| Data provided |
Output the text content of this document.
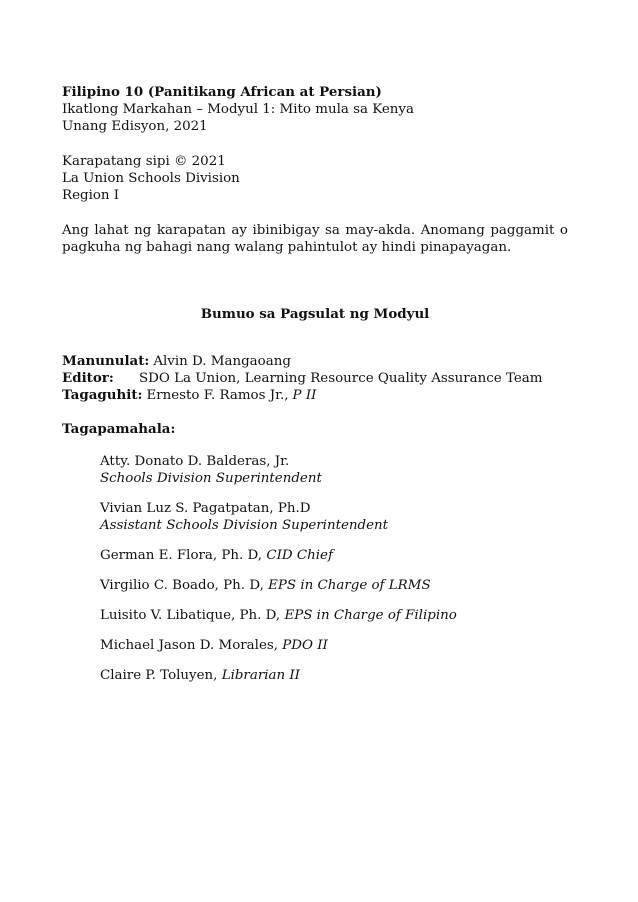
Filipino 10 (Panitikang African at Persian)
Ikatlong Markahan – Modyul 1: Mito mula sa Kenya
Unang Edisyon, 2021
Karapatang sipi © 2021
La Union Schools Division
Region I
Ang lahat ng karapatan ay ibinibigay sa may-akda. Anomang paggamit o pagkuha ng bahagi nang walang pahintulot ay hindi pinapayagan.
Bumuo sa Pagsulat ng Modyul
Manunulat: Alvin D. Mangaoang
Editor:	SDO La Union, Learning Resource Quality Assurance Team
Tagaguhit: Ernesto F. Ramos Jr., P II
Tagapamahala:
Atty. Donato D. Balderas, Jr.
Schools Division Superintendent
Vivian Luz S. Pagatpatan, Ph.D
Assistant Schools Division Superintendent
German E. Flora, Ph. D, CID Chief
Virgilio C. Boado, Ph. D, EPS in Charge of LRMS
Luisito V. Libatique, Ph. D, EPS in Charge of Filipino
Michael Jason D. Morales, PDO II
Claire P. Toluyen, Librarian II
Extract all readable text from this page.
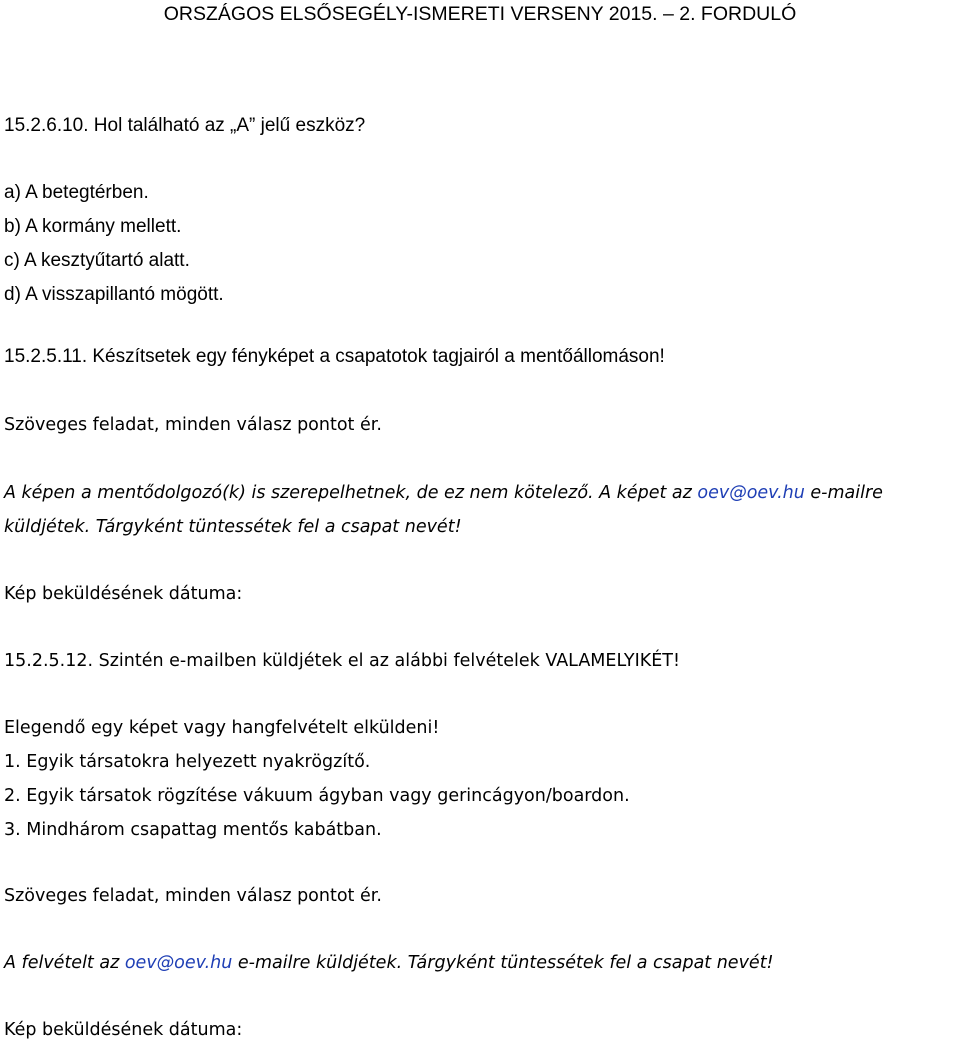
ORSZÁGOS ELSŐSEGÉLY-ISMERETI VERSENY 2015. – 2. FORDULÓ
15.2.6.10. Hol található az „A” jelű eszköz?
a) A betegtérben.
b) A kormány mellett.
c) A kesztyűtartó alatt.
d) A visszapillantó mögött.
15.2.5.11. Készítsetek egy fényképet a csapatotok tagjairól a mentőállomáson!
Szöveges feladat, minden válasz pontot ér.
A képen a mentődolgozó(k) is szerepelhetnek, de ez nem kötelező. A képet az oev@oev.hu e-mailre
küldjétek. Tárgyként tüntessétek fel a csapat nevét!
Kép beküldésének dátuma:
15.2.5.12. Szintén e-mailben küldjétek el az alábbi felvételek VALAMELYIKÉT!
Elegendő egy képet vagy hangfelvételt elküldeni!
1. Egyik társatokra helyezett nyakrögzítő.
2. Egyik társatok rögzítése vákuum ágyban vagy gerincágyon/boardon.
3. Mindhárom csapattag mentős kabátban.
Szöveges feladat, minden válasz pontot ér.
A felvételt az oev@oev.hu e-mailre küldjétek. Tárgyként tüntessétek fel a csapat nevét!
Kép beküldésének dátuma:
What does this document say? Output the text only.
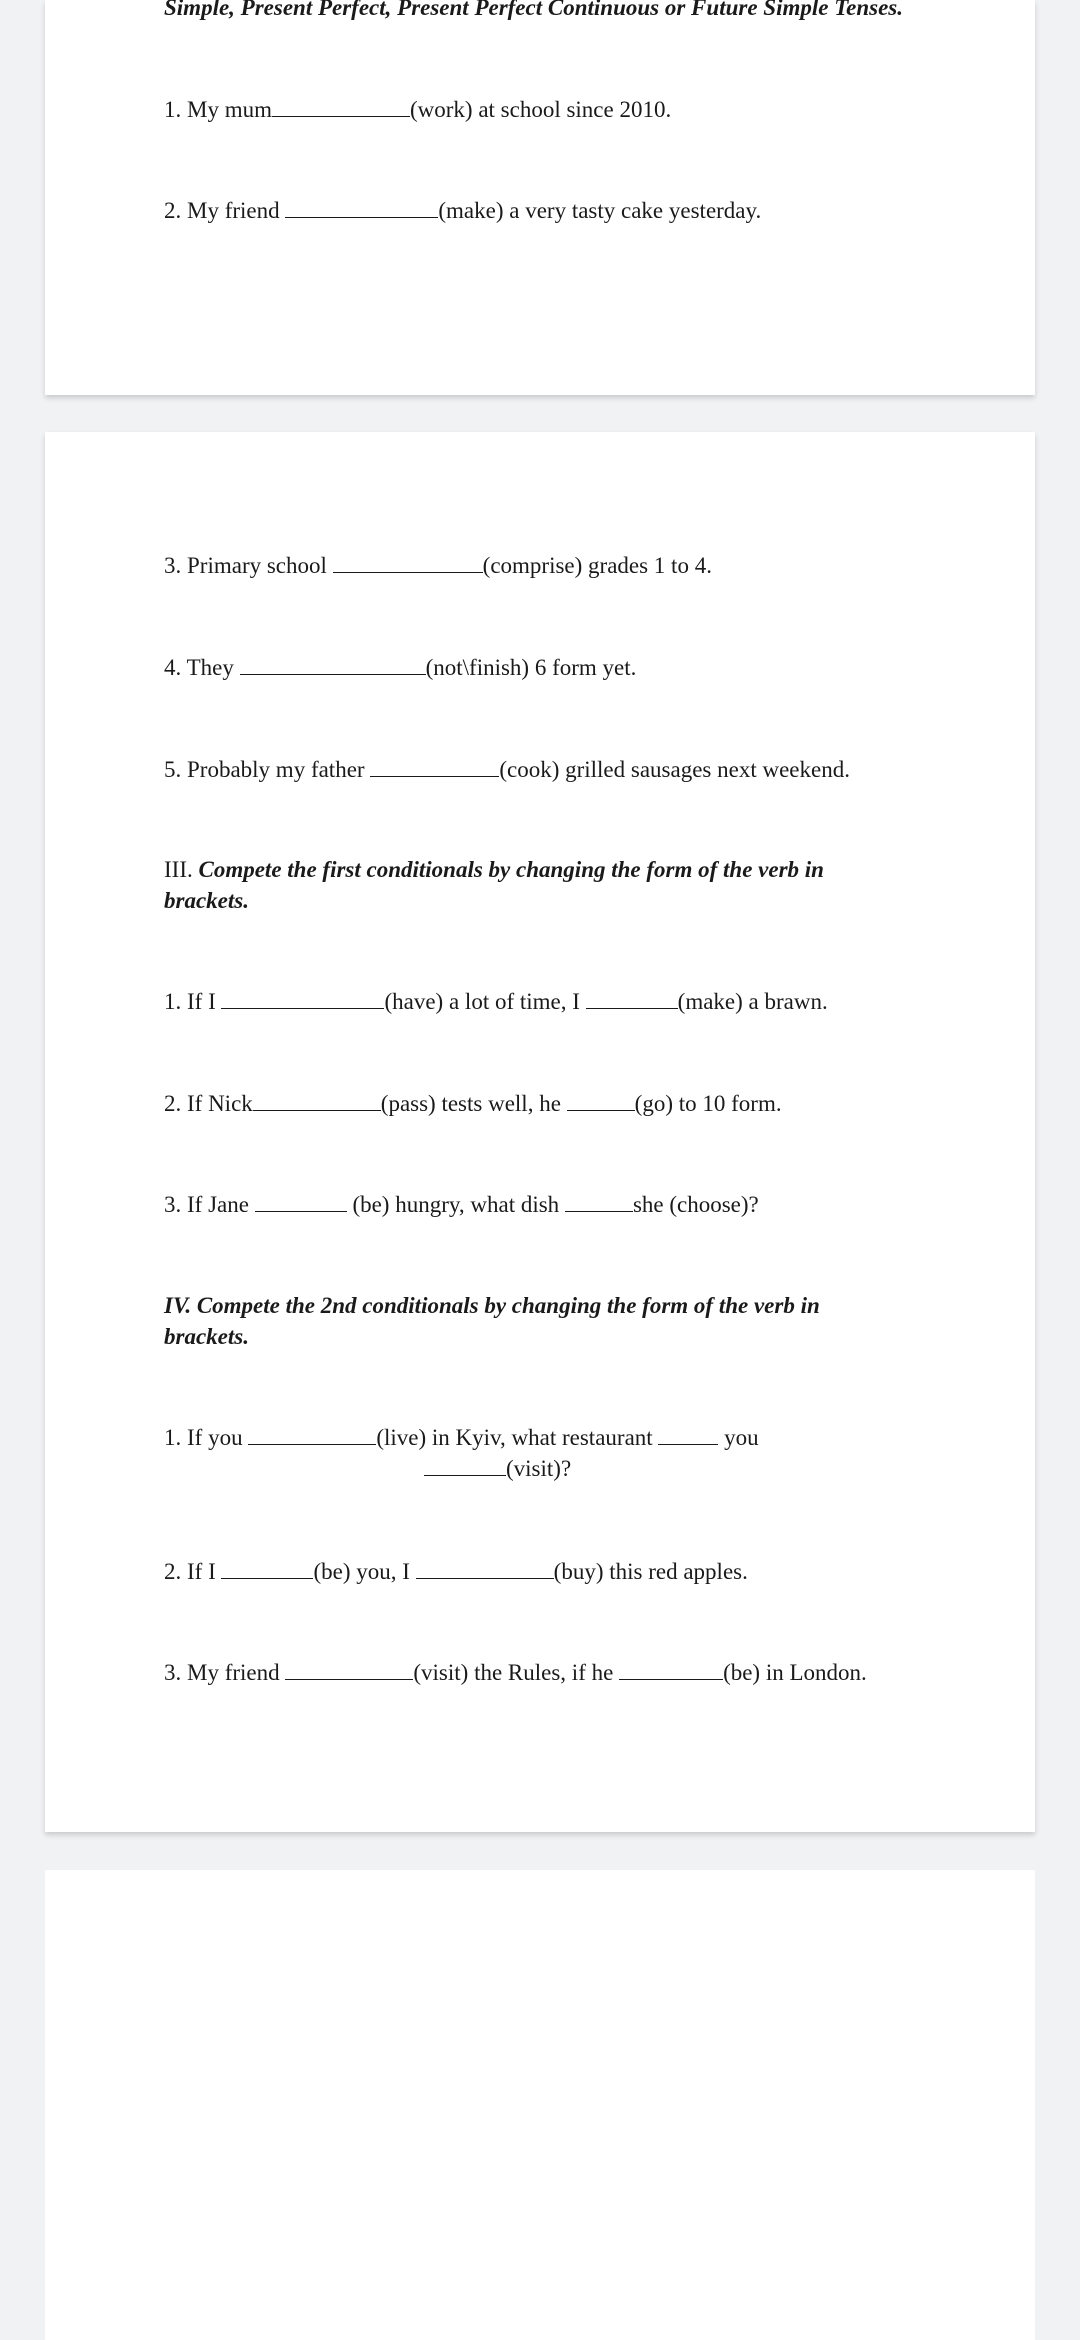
Simple, Present Perfect, Present Perfect Continuous or Future Simple Tenses.
1. My mum	(work) at school since 2010.
2. My friend	(make) a very tasty cake yesterday.
3. Primary school	(comprise) grades 1 to 4.
4. They	(not\finish) 6 form yet.
5. Probably my father	(cook) grilled sausages next weekend.
III. Compete the first conditionals by changing the form of the verb in brackets.
1. If I	(have) a lot of time, I	(make) a brawn.
2. If Nick	(pass) tests well, he	(go) to 10 form.
3. If Jane	(be) hungry, what dish	she (choose)?
IV. Compete the 2nd conditionals by changing the form of the verb in brackets.
1. If you	(live) in Kyiv, what restaurant	you (visit)?
2. If I	(be) you, I	(buy) this red apples.
3. My friend	(visit) the Rules, if he	(be) in London.
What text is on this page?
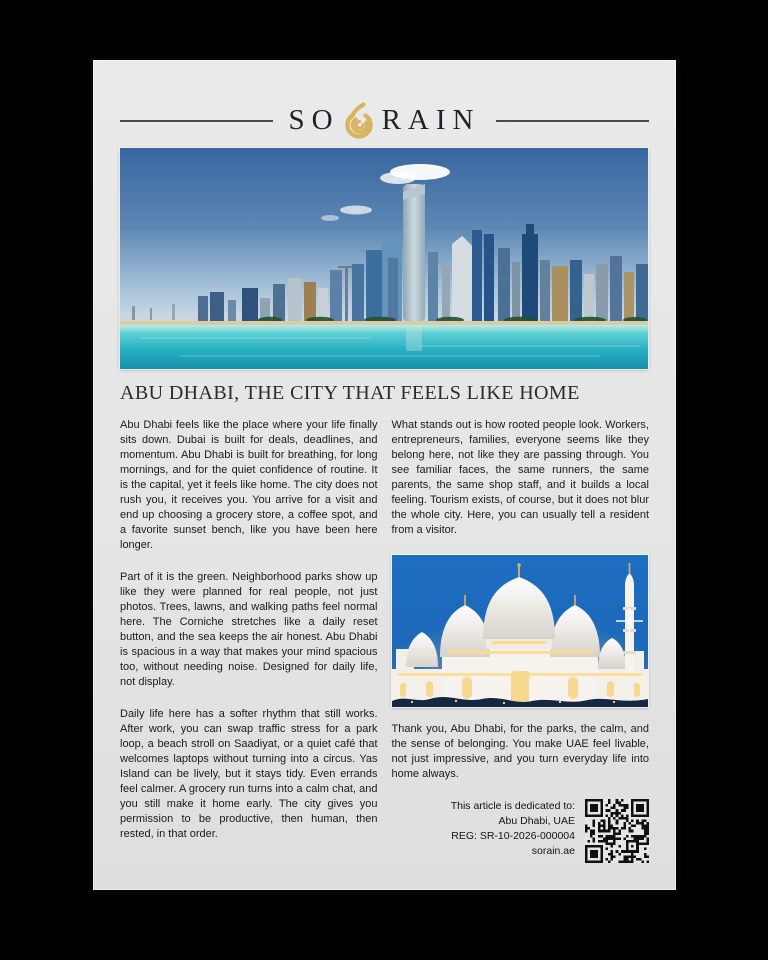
SO RAIN
ABU DHABI, THE CITY THAT FEELS LIKE HOME

Abu Dhabi feels like the place where your life finally sits down. Dubai is built for deals, deadlines, and momentum. Abu Dhabi is built for breathing, for long mornings, and for the quiet confidence of routine. It is the capital, yet it feels like home. The city does not rush you, it receives you. You arrive for a visit and end up choosing a grocery store, a coffee spot, and a favorite sunset bench, like you have been here longer.

Part of it is the green. Neighborhood parks show up like they were planned for real people, not just photos. Trees, lawns, and walking paths feel normal here. The Corniche stretches like a daily reset button, and the sea keeps the air honest. Abu Dhabi is spacious in a way that makes your mind spacious too, without needing noise. Designed for daily life, not display.

Daily life here has a softer rhythm that still works. After work, you can swap traffic stress for a park loop, a beach stroll on Saadiyat, or a quiet café that welcomes laptops without turning into a circus. Yas Island can be lively, but it stays tidy. Even errands feel calmer. A grocery run turns into a calm chat, and you still make it home early. The city gives you permission to be productive, then human, then rested, in that order.

What stands out is how rooted people look. Workers, entrepreneurs, families, everyone seems like they belong here, not like they are passing through. You see familiar faces, the same runners, the same parents, the same shop staff, and it builds a local feeling. Tourism exists, of course, but it does not blur the whole city. Here, you can usually tell a resident from a visitor.

Thank you, Abu Dhabi, for the parks, the calm, and the sense of belonging. You make UAE feel livable, not just impressive, and you turn everyday life into home always.

This article is dedicated to:
Abu Dhabi, UAE
REG: SR-10-2026-000004
sorain.ae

| Directions |
Going through the entries above, report how many lines include the string "friend". The number alone is the answer.

| Complete response |
2